What you should do — What the task requires is each entry, restated exactly.

*** Begin section ***

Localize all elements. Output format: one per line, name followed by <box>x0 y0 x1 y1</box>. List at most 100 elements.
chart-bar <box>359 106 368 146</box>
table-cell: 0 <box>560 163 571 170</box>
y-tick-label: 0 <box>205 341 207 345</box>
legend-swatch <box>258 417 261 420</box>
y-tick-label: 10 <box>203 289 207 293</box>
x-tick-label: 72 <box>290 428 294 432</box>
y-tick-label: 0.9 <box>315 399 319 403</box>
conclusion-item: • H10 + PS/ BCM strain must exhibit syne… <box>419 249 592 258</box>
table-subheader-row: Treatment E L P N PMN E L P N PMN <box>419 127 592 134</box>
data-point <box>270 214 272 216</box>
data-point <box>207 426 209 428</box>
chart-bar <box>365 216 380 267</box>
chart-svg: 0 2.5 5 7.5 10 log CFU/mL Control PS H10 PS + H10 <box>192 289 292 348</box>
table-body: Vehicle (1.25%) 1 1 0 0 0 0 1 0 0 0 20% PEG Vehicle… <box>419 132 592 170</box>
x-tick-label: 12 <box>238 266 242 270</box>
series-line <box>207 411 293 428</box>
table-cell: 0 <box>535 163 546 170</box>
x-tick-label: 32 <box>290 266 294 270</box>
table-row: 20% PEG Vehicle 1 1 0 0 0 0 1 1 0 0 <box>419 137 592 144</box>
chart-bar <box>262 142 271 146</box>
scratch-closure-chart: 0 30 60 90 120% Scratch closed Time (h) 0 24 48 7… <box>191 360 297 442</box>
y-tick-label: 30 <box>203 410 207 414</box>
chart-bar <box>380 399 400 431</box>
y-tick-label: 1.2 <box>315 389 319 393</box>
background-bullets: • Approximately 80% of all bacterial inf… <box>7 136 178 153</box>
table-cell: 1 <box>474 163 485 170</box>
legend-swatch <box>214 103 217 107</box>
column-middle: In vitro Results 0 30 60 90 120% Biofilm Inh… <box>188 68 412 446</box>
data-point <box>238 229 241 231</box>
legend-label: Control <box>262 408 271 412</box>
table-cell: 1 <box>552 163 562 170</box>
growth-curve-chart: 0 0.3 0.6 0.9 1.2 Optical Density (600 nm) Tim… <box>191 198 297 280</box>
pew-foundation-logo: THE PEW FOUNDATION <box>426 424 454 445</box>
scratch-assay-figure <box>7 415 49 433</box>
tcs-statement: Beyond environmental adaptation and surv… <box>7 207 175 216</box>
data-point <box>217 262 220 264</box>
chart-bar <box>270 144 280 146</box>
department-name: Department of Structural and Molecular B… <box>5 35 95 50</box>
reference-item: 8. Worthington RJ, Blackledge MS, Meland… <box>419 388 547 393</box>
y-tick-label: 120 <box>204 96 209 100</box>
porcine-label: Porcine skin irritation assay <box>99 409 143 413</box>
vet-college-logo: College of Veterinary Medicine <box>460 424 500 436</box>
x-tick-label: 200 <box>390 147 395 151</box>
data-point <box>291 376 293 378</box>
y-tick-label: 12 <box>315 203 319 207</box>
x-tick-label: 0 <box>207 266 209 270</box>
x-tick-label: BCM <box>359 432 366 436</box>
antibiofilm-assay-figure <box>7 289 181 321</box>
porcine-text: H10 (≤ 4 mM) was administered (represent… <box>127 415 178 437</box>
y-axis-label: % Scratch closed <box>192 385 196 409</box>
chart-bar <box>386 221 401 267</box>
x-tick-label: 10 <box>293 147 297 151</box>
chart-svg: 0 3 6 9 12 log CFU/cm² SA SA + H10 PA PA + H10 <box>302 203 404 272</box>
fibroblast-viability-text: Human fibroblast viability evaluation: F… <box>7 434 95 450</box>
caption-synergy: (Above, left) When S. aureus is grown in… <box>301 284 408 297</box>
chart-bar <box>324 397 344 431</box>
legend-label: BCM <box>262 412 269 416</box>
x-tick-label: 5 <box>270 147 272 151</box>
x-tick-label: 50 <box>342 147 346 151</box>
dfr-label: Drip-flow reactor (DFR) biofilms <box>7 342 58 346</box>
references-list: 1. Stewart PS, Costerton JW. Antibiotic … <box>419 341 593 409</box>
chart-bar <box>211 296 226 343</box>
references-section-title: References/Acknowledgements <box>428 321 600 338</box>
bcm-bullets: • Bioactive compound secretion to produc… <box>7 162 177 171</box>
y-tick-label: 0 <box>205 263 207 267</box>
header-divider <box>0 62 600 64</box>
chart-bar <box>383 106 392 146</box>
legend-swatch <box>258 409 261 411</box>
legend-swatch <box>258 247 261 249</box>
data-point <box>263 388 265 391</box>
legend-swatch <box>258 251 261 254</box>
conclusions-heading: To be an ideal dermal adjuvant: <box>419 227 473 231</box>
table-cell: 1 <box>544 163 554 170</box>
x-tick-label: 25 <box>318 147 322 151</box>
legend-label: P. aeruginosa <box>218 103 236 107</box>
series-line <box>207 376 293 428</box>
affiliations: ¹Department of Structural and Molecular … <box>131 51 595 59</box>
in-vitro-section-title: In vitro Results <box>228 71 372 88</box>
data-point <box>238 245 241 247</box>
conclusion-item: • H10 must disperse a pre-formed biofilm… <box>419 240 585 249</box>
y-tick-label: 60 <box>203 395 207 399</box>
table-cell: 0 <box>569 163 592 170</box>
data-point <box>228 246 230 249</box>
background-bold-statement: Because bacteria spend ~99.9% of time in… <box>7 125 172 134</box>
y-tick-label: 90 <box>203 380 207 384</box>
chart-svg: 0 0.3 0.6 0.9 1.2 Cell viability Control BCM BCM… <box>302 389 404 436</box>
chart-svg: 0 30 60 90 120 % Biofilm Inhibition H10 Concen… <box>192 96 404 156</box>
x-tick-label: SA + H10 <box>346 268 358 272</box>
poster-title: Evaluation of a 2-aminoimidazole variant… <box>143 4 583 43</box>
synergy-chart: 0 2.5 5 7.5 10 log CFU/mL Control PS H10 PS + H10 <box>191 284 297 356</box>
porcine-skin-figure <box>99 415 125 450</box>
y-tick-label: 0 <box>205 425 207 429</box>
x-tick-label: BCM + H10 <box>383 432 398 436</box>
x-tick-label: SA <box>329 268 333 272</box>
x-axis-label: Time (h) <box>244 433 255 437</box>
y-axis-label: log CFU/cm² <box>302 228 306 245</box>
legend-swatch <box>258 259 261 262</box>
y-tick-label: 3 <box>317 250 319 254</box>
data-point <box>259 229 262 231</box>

*** End section ***

Output —
Localize all elements. Output format: one per line, name followed by <box>x0 y0 x1 y1</box>. List at most 100 elements.
chart-bar <box>359 106 368 146</box>
table-cell: 0 <box>560 163 571 170</box>
y-tick-label: 0 <box>205 341 207 345</box>
legend-swatch <box>258 417 261 420</box>
y-tick-label: 10 <box>203 289 207 293</box>
x-tick-label: 72 <box>290 428 294 432</box>
y-tick-label: 0.9 <box>315 399 319 403</box>
conclusion-item: • H10 + PS/ BCM strain must exhibit syne… <box>419 249 592 258</box>
table-subheader-row: Treatment E L P N PMN E L P N PMN <box>419 127 592 134</box>
data-point <box>270 214 272 216</box>
data-point <box>207 426 209 428</box>
chart-bar <box>365 216 380 267</box>
chart-svg: 0 2.5 5 7.5 10 log CFU/mL Control PS H10 PS + H10 <box>192 289 292 348</box>
table-body: Vehicle (1.25%) 1 1 0 0 0 0 1 0 0 0 20% PEG Vehicle… <box>419 132 592 170</box>
x-tick-label: 12 <box>238 266 242 270</box>
series-line <box>207 411 293 428</box>
table-cell: 0 <box>535 163 546 170</box>
x-tick-label: 32 <box>290 266 294 270</box>
table-row: 20% PEG Vehicle 1 1 0 0 0 0 1 1 0 0 <box>419 137 592 144</box>
chart-bar <box>262 142 271 146</box>
scratch-closure-chart: 0 30 60 90 120% Scratch closed Time (h) 0 24 48 7… <box>191 360 297 442</box>
y-tick-label: 30 <box>203 410 207 414</box>
chart-bar <box>380 399 400 431</box>
y-tick-label: 1.2 <box>315 389 319 393</box>
background-bullets: • Approximately 80% of all bacterial inf… <box>7 136 178 153</box>
table-cell: 1 <box>474 163 485 170</box>
legend-swatch <box>214 103 217 107</box>
column-middle: In vitro Results 0 30 60 90 120% Biofilm Inh… <box>188 68 412 446</box>
data-point <box>238 229 241 231</box>
legend-label: Control <box>262 408 271 412</box>
table-cell: 1 <box>552 163 562 170</box>
growth-curve-chart: 0 0.3 0.6 0.9 1.2 Optical Density (600 nm) Tim… <box>191 198 297 280</box>
pew-foundation-logo: THE PEW FOUNDATION <box>426 424 454 445</box>
scratch-assay-figure <box>7 415 49 433</box>
tcs-statement: Beyond environmental adaptation and surv… <box>7 207 175 216</box>
data-point <box>217 262 220 264</box>
chart-bar <box>270 144 280 146</box>
department-name: Department of Structural and Molecular B… <box>5 35 95 50</box>
reference-item: 8. Worthington RJ, Blackledge MS, Meland… <box>419 388 547 393</box>
y-tick-label: 120 <box>204 96 209 100</box>
porcine-label: Porcine skin irritation assay <box>99 409 143 413</box>
vet-college-logo: College of Veterinary Medicine <box>460 424 500 436</box>
x-tick-label: 200 <box>390 147 395 151</box>
data-point <box>291 376 293 378</box>
y-tick-label: 12 <box>315 203 319 207</box>
x-tick-label: 0 <box>207 266 209 270</box>
x-tick-label: BCM <box>359 432 366 436</box>
antibiofilm-assay-figure <box>7 289 181 321</box>
porcine-text: H10 (≤ 4 mM) was administered (represent… <box>127 415 178 437</box>
y-axis-label: % Scratch closed <box>192 385 196 409</box>
chart-bar <box>386 221 401 267</box>
x-tick-label: 10 <box>293 147 297 151</box>
chart-svg: 0 3 6 9 12 log CFU/cm² SA SA + H10 PA PA + H10 <box>302 203 404 272</box>
fibroblast-viability-text: Human fibroblast viability evaluation: F… <box>7 434 95 450</box>
caption-synergy: (Above, left) When S. aureus is grown in… <box>301 284 408 297</box>
chart-bar <box>324 397 344 431</box>
legend-label: BCM <box>262 412 269 416</box>
x-tick-label: 5 <box>270 147 272 151</box>
x-tick-label: 50 <box>342 147 346 151</box>
dfr-label: Drip-flow reactor (DFR) biofilms <box>7 342 58 346</box>
references-list: 1. Stewart PS, Costerton JW. Antibiotic … <box>419 341 593 409</box>
chart-bar <box>211 296 226 343</box>
references-section-title: References/Acknowledgements <box>428 321 600 338</box>
bcm-bullets: • Bioactive compound secretion to produc… <box>7 162 177 171</box>
y-tick-label: 0 <box>205 263 207 267</box>
header-divider <box>0 62 600 64</box>
chart-bar <box>383 106 392 146</box>
legend-swatch <box>258 409 261 411</box>
legend-swatch <box>258 247 261 249</box>
data-point <box>263 388 265 391</box>
legend-swatch <box>258 251 261 254</box>
conclusions-heading: To be an ideal dermal adjuvant: <box>419 227 473 231</box>
table-cell: 1 <box>544 163 554 170</box>
x-tick-label: 25 <box>318 147 322 151</box>
legend-label: P. aeruginosa <box>218 103 236 107</box>
series-line <box>207 376 293 428</box>
affiliations: ¹Department of Structural and Molecular … <box>131 51 595 59</box>
in-vitro-section-title: In vitro Results <box>228 71 372 88</box>
data-point <box>238 245 241 247</box>
conclusion-item: • H10 must disperse a pre-formed biofilm… <box>419 240 585 249</box>
y-tick-label: 60 <box>203 395 207 399</box>
table-cell: 0 <box>569 163 592 170</box>
data-point <box>228 246 230 249</box>
background-bold-statement: Because bacteria spend ~99.9% of time in… <box>7 125 172 134</box>
y-tick-label: 90 <box>203 380 207 384</box>
chart-svg: 0 0.3 0.6 0.9 1.2 Cell viability Control BCM BCM… <box>302 389 404 436</box>
chart-svg: 0 30 60 90 120 % Biofilm Inhibition H10 Concen… <box>192 96 404 156</box>
x-tick-label: SA + H10 <box>346 268 358 272</box>
poster-title: Evaluation of a 2-aminoimidazole variant… <box>143 4 583 43</box>
synergy-chart: 0 2.5 5 7.5 10 log CFU/mL Control PS H10 PS + H10 <box>191 284 297 356</box>
porcine-skin-figure <box>99 415 125 450</box>
y-tick-label: 0 <box>205 425 207 429</box>
x-tick-label: BCM + H10 <box>383 432 398 436</box>
x-tick-label: SA <box>329 268 333 272</box>
x-axis-label: Time (h) <box>244 433 255 437</box>
y-axis-label: log CFU/cm² <box>302 228 306 245</box>
legend-swatch <box>258 259 261 262</box>
y-tick-label: 3 <box>317 250 319 254</box>
data-point <box>259 229 262 231</box>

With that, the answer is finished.